* _Brano di lettura_
- - -

Il Tar del Lazio ha ordinato che venga dato a ClientEarth accesso parziale alle informazioni sui sistemi di controllo delle emissioni di ossidi di azoto (NOx) della Fiat 500X 2.0 Multijet diesel. Per l’avvocato dell’organizzazione Ugo Taddei «è un primo successo fondamentale contro un sistema totalmente opaco»
Il Tar del Lazio ha ordinato che venga dato a ClientEarth accesso parziale alle informazioni sui sistemi di controllo delle emissioni di ossidi di azoto (NOx) della Fiat 500X 2.0 Multijet diesel. Per l’avvocato dell’organizzazione Ugo Taddei «è un primo successo fondamentale contro un sistema totalmente opaco». Il ministero delle Infrastrutture e dei Trasporti, infatti, su richiesta di Fca, aveva opposto un diniego completo alla richiesta di accesso, sostenendo che fosse necessario per proteggere la confidenzialità commerciale del produttore di auto. I giudici invece hanno ordinato di consentire l’accesso ai documenti, con una limitata possibilità di oscurare porzioni specifiche per tutelare i «segreti industriali e commerciali» di FCA soltanto questi tali dati non siano «afferenti alle emissioni nell’aria di biossido di azoto».
Questione di limiti
Secondo test indipendenti, riporta l’associazione, in condizioni di guida reali supera dalle 11 alle 22 volte i limiti di legge per i NOx, fortemente nocivi per la salute umana. Nel dettaglio la sentenza, pubblicata il 25 marzo, stabilisce che la direzione generale per la motorizzazione del ministero delle Infrastrutture e dei Trasporti (oggi Ministero delle infrastrutture e della mobilità sostenibili), entro sessanta giorni, deve dare accesso al certificato di omologazione del veicolo con riguardo anche ai risultati dei test di emissioni di inquinanti; scheda di omologazione Ce per sistemi, componenti ed entità tecniche relative al sistema di controllo delle emissioni del veicolo; informazioni sulle emissioni di anidride carbonica (CO2) del veicolo durante le prove di Emissioni Reali di Guida.

- - -

* _Materiale estratto_
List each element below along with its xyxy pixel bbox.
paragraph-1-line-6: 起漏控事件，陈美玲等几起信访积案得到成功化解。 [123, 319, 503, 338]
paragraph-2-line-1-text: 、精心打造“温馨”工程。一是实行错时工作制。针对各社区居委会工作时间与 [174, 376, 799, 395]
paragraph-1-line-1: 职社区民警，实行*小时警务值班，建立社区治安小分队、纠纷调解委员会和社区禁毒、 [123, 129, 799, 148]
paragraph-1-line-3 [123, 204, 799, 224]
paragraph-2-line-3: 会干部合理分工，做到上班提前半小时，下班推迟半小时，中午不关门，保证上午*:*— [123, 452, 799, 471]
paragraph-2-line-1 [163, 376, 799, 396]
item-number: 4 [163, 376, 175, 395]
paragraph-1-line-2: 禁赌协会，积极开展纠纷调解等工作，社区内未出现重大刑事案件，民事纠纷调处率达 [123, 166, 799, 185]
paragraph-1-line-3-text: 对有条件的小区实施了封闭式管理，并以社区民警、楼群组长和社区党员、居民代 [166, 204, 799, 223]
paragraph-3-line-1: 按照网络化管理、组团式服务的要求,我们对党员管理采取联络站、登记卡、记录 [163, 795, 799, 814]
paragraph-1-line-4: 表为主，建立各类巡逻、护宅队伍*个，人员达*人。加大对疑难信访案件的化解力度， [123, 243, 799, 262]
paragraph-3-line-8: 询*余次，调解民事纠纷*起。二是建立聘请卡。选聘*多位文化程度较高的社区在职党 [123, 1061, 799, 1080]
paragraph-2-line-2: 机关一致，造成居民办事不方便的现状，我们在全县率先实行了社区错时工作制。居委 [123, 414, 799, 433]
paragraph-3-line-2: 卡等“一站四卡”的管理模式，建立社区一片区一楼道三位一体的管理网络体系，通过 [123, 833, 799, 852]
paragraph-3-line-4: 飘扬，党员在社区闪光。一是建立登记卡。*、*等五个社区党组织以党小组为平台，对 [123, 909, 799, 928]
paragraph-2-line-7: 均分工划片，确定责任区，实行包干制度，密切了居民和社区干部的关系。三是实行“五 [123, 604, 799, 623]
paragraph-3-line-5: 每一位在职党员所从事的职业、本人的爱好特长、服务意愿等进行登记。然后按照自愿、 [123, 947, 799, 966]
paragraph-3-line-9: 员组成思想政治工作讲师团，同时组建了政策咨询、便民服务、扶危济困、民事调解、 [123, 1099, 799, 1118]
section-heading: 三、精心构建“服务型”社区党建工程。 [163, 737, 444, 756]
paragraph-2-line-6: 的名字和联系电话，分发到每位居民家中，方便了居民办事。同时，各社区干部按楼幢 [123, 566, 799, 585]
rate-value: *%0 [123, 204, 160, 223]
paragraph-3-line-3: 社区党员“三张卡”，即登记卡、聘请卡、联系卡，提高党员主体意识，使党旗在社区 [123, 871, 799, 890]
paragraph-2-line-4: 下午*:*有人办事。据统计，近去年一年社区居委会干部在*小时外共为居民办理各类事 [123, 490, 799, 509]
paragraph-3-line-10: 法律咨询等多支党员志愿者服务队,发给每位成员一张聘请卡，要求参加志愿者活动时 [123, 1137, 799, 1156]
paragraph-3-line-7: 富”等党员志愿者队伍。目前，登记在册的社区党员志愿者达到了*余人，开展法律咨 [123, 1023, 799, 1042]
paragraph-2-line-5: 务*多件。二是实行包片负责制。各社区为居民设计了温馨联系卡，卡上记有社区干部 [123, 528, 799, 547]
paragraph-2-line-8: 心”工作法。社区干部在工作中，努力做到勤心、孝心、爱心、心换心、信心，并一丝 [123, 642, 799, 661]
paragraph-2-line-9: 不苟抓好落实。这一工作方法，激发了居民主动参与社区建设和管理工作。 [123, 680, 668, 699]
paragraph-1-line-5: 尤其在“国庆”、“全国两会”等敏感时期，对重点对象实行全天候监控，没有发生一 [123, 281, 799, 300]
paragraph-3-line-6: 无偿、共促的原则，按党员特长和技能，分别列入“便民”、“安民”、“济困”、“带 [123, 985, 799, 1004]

- - -

* _Cosa fare_
1. Secondo il brano sulla Fiat 500X, entro quanti giorni la direzione generale per la motorizzazione deve dare accesso ai documenti?
2. Trascrivi fedelmente il tratto del brano sulla Fiat 500X che va da "Questione di limiti" fino a "Reali di Guida.".
3. Elenca tutti i documenti e le informazioni a cui, secondo la sentenza riportata nel brano sulla Fiat 500X, il ministero deve dare accesso.

* _Risposte_
1. Deve dare accesso ai documenti entro sessanta giorni.

2.
Questione di limiti
Secondo test indipendenti, riporta l’associazione, in condizioni di guida reali supera dalle 11 alle 22 volte i limiti di legge per i NOx, fortemente nocivi per la salute umana. Nel dettaglio la sentenza, pubblicata il 25 marzo, stabilisce che la direzione generale per la motorizzazione del ministero delle Infrastrutture e dei Trasporti (oggi Ministero delle infrastrutture e della mobilità sostenibili), entro sessanta giorni, deve dare accesso al certificato di omologazione del veicolo con riguardo anche ai risultati dei test di emissioni di inquinanti; scheda di omologazione Ce per sistemi, componenti ed entità tecniche relative al sistema di controllo delle emissioni del veicolo; informazioni sulle emissioni di anidride carbonica (CO2) del veicolo durante le prove di Emissioni Reali di Guida.

3.
- Il certificato di omologazione del veicolo, anche per quanto riguarda i risultati dei test di emissioni di inquinanti.
- La scheda di omologazione Ce per sistemi, componenti ed entità tecniche relative al sistema di controllo delle emissioni del veicolo.
- Le informazioni sulle emissioni di anidride carbonica (CO2) del veicolo durante le prove di Emissioni Reali di Guida.